Input records:

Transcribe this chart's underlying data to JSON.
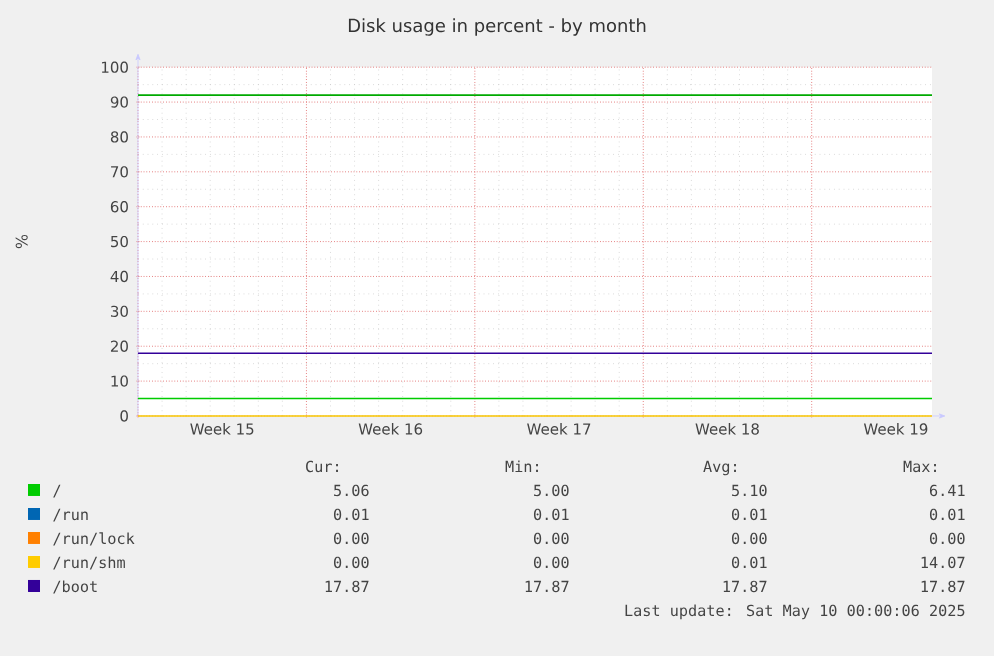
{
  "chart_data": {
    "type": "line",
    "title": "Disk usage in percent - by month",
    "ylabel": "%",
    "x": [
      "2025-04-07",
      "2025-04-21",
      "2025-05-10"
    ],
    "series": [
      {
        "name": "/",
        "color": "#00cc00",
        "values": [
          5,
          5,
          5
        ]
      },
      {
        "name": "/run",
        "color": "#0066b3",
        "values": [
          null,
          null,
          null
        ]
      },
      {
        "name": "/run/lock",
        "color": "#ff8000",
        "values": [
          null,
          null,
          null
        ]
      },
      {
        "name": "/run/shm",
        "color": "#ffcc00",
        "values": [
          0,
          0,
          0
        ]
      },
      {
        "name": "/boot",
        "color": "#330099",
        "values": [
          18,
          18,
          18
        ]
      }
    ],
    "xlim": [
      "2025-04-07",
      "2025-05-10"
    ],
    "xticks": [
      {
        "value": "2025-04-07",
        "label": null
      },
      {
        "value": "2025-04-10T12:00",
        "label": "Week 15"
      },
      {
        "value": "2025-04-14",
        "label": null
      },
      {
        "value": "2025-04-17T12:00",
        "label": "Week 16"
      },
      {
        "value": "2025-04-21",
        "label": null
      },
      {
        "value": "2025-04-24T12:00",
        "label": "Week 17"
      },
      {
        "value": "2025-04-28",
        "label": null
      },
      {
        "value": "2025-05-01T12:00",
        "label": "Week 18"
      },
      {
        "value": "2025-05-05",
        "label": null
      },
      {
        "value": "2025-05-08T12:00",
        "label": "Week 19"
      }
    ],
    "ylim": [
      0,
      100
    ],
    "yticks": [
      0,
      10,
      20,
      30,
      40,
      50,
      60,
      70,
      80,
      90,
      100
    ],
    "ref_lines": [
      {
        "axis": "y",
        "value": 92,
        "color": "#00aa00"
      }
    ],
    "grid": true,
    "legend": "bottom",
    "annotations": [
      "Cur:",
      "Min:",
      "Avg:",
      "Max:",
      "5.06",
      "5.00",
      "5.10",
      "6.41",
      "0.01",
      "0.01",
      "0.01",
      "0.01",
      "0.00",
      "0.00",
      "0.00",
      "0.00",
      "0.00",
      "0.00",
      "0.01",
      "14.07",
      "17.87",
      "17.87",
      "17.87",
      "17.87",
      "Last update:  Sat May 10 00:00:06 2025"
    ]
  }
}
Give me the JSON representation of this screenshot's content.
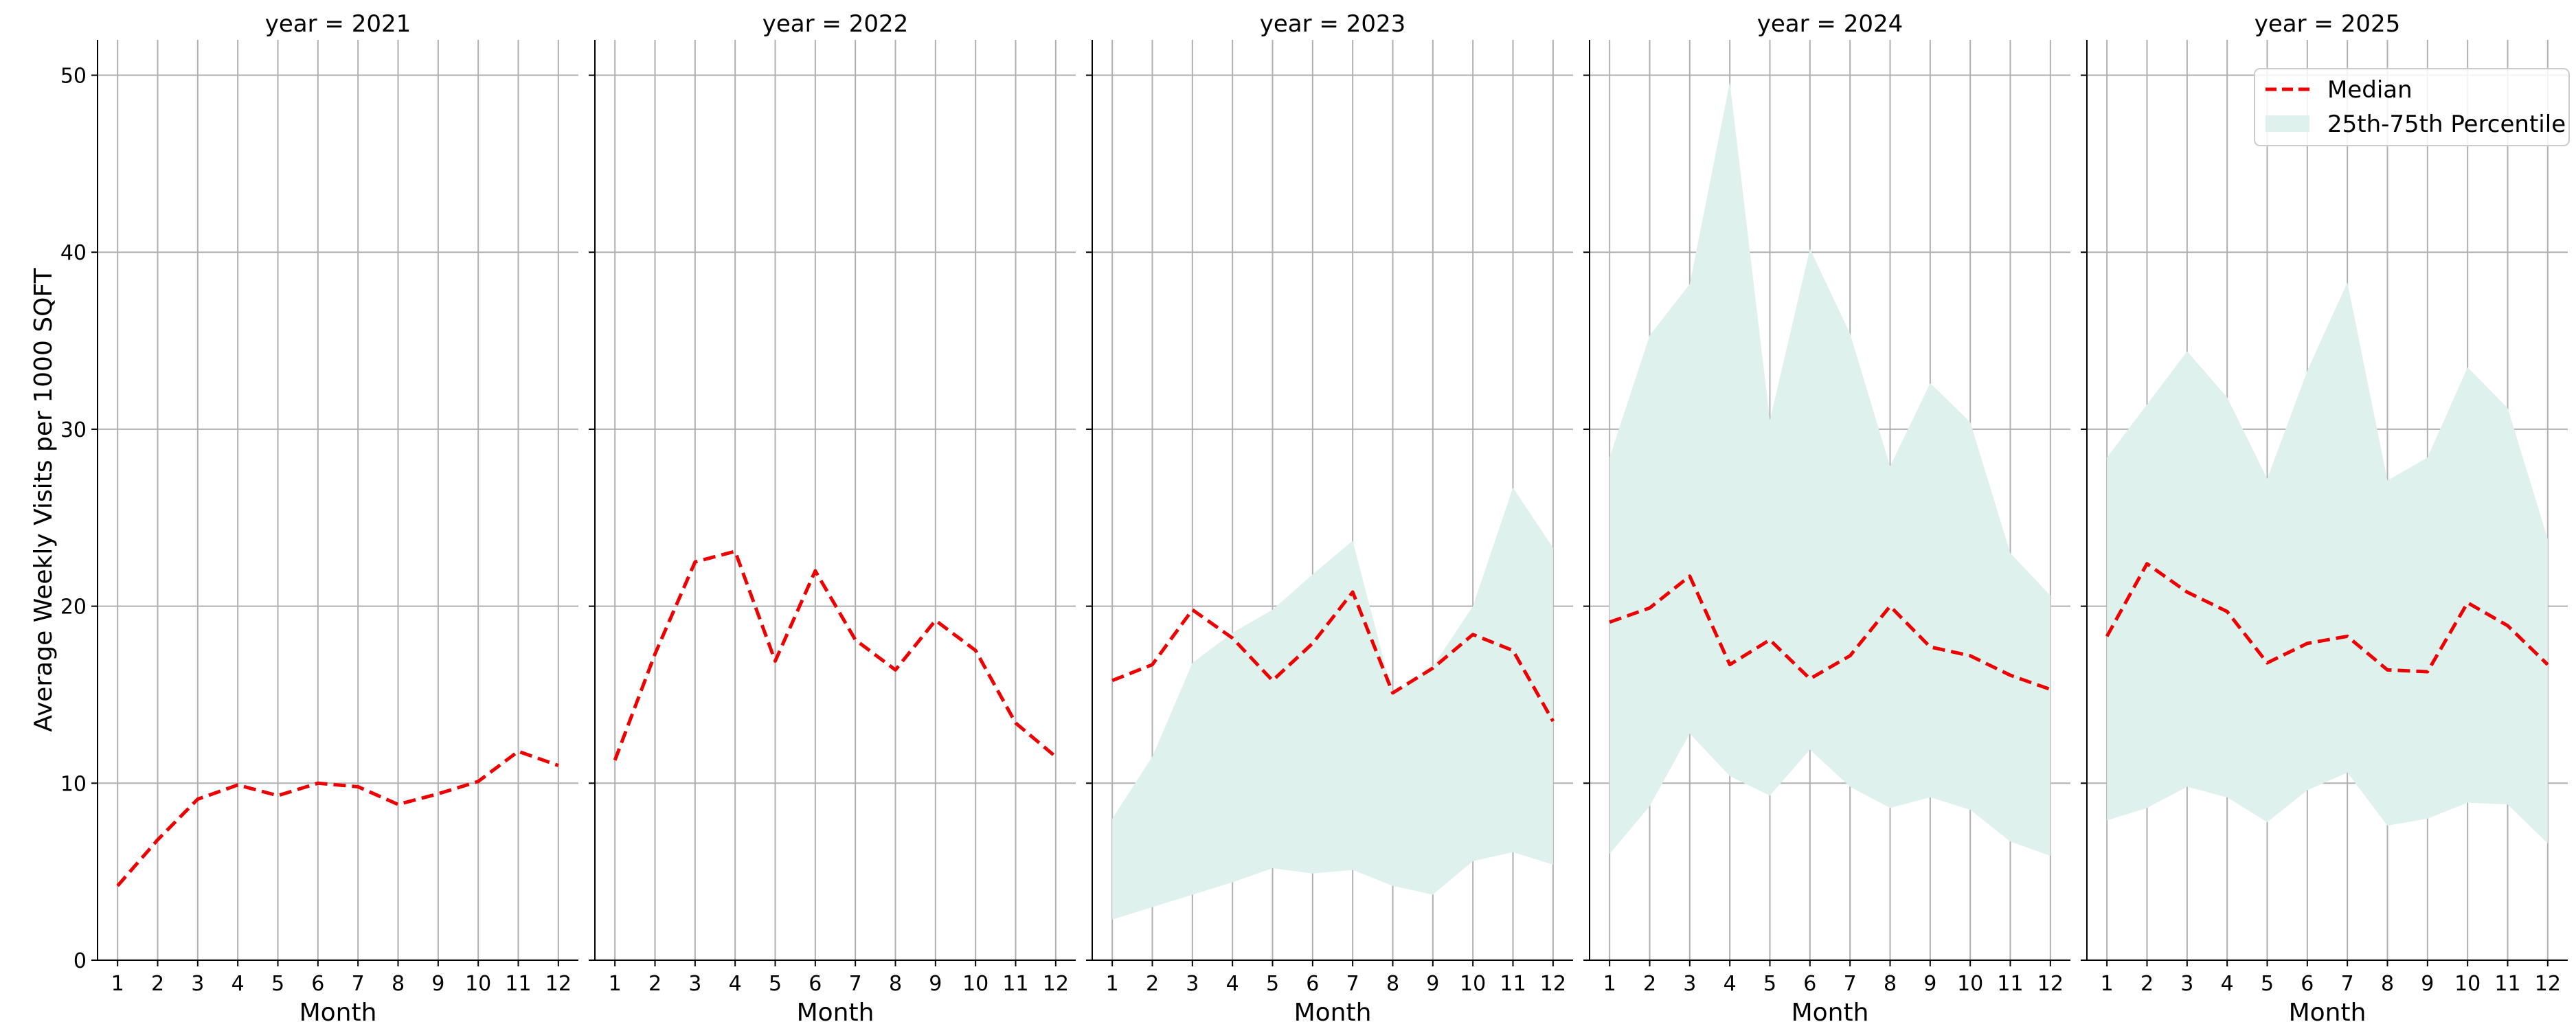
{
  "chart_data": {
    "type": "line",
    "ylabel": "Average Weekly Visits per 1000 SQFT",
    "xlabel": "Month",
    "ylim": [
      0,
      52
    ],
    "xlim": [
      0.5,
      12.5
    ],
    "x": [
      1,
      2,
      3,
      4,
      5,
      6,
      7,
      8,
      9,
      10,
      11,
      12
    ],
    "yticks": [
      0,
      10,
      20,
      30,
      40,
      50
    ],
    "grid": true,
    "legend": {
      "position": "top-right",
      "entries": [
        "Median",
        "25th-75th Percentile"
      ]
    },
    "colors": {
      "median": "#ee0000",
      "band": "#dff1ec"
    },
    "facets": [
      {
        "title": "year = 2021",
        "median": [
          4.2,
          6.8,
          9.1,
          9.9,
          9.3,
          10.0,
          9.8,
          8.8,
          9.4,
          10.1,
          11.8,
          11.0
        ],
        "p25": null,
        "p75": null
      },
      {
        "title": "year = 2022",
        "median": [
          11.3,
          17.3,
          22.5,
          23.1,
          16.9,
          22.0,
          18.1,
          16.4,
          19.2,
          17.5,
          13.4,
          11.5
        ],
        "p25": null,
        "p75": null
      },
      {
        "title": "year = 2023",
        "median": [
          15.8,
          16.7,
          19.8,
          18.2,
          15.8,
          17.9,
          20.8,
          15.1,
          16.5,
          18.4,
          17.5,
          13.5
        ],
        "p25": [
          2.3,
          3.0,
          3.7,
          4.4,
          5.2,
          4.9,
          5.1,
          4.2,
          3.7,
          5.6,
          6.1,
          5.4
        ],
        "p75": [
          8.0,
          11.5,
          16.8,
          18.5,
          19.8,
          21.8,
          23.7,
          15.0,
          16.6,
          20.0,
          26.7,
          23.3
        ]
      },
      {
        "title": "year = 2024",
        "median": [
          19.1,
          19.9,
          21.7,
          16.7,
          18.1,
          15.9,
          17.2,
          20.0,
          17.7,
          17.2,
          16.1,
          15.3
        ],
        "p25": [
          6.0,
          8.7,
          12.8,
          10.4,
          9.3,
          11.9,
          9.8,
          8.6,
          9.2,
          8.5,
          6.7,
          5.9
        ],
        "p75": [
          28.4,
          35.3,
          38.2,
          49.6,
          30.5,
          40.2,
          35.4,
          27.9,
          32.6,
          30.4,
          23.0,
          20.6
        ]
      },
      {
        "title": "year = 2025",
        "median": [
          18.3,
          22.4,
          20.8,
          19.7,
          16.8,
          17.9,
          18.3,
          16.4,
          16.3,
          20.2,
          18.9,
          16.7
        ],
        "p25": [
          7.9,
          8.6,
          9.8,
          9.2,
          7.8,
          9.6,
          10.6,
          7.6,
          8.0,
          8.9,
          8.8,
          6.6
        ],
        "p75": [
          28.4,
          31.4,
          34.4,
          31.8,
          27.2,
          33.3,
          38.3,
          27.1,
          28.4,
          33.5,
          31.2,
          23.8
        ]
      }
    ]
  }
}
...
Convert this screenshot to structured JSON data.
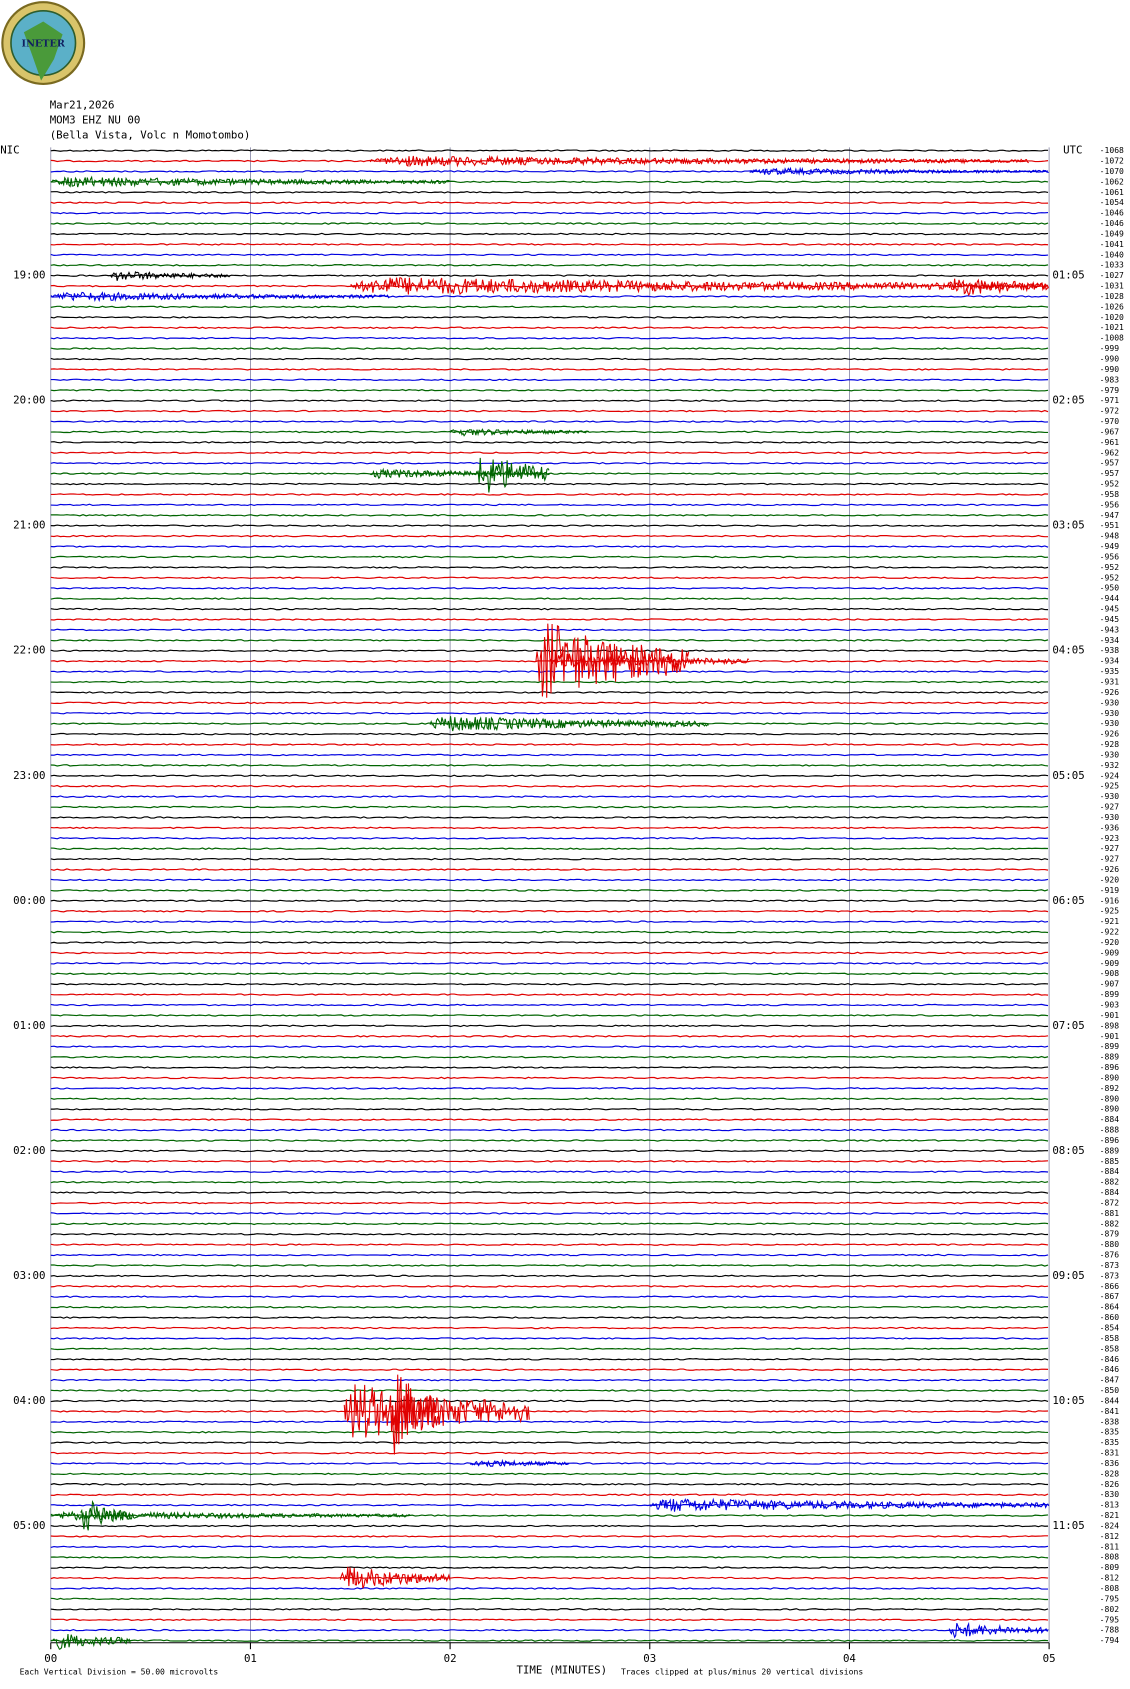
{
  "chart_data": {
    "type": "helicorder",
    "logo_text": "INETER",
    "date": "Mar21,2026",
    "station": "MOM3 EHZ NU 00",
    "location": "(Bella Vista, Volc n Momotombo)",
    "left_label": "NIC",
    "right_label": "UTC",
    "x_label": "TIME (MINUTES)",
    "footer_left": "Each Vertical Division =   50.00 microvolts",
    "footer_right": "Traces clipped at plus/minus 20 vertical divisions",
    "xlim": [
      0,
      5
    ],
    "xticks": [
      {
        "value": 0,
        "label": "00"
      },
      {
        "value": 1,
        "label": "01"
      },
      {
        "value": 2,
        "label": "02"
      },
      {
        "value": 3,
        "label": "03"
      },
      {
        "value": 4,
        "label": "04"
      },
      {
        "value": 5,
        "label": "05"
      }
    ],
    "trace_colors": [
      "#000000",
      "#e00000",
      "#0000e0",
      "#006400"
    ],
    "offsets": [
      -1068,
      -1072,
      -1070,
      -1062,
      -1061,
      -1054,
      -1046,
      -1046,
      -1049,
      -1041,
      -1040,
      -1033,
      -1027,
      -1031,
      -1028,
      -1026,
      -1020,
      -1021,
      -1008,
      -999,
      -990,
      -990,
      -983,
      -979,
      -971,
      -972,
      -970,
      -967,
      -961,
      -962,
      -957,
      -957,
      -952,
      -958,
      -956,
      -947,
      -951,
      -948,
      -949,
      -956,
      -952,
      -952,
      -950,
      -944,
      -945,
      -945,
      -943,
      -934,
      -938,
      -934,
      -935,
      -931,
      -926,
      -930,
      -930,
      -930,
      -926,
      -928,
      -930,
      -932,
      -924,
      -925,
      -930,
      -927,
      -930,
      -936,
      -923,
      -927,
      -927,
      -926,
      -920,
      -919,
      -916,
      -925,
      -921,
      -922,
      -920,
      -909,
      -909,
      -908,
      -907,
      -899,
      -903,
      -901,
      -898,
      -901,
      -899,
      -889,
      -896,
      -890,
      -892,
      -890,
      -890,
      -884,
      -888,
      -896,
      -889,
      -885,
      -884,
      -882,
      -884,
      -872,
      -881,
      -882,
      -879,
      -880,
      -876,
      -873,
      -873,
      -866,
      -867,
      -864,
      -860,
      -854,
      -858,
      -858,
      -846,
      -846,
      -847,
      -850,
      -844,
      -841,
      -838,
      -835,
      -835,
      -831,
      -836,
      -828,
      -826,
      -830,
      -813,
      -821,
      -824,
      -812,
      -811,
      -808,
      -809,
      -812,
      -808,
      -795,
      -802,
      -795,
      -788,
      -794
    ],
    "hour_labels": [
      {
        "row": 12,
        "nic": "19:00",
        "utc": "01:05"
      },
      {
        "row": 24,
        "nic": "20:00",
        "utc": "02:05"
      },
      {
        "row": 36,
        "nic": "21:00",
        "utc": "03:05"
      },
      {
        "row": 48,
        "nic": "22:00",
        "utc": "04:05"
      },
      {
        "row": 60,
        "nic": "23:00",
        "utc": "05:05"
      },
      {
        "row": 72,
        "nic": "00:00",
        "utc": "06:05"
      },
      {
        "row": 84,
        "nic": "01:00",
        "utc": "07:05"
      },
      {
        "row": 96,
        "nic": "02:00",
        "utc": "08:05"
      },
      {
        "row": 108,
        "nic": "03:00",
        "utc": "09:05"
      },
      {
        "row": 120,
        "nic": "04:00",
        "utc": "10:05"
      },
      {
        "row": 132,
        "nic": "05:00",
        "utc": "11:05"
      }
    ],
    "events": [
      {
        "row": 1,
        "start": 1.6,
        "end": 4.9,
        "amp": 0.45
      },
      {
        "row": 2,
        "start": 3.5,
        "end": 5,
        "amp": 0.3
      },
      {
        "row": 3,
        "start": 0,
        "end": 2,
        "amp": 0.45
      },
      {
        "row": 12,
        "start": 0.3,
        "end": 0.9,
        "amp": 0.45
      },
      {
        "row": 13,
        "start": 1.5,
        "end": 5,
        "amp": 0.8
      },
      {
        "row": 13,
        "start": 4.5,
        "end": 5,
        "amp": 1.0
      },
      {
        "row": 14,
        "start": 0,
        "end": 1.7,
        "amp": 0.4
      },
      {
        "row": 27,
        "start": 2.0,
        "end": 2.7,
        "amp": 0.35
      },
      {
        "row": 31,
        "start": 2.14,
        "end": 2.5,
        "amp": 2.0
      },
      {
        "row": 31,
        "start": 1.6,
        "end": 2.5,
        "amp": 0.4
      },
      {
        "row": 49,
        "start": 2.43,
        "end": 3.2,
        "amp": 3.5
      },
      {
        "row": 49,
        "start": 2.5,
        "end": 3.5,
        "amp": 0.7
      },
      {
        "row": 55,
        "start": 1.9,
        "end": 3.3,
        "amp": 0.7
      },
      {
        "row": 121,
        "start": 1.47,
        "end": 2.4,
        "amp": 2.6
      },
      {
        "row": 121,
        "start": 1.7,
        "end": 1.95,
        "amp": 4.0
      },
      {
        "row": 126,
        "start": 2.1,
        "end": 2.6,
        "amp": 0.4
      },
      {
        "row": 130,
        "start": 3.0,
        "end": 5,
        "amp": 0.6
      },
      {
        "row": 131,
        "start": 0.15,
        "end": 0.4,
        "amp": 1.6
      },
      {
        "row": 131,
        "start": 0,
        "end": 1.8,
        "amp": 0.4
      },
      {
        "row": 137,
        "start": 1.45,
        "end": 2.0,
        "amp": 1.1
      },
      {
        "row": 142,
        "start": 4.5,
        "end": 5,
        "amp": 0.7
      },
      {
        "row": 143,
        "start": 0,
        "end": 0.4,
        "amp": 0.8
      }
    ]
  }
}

Written problem: Report how many lines of the listing above include the word "JSON". Say nothing but the number.

Reply to the task: 3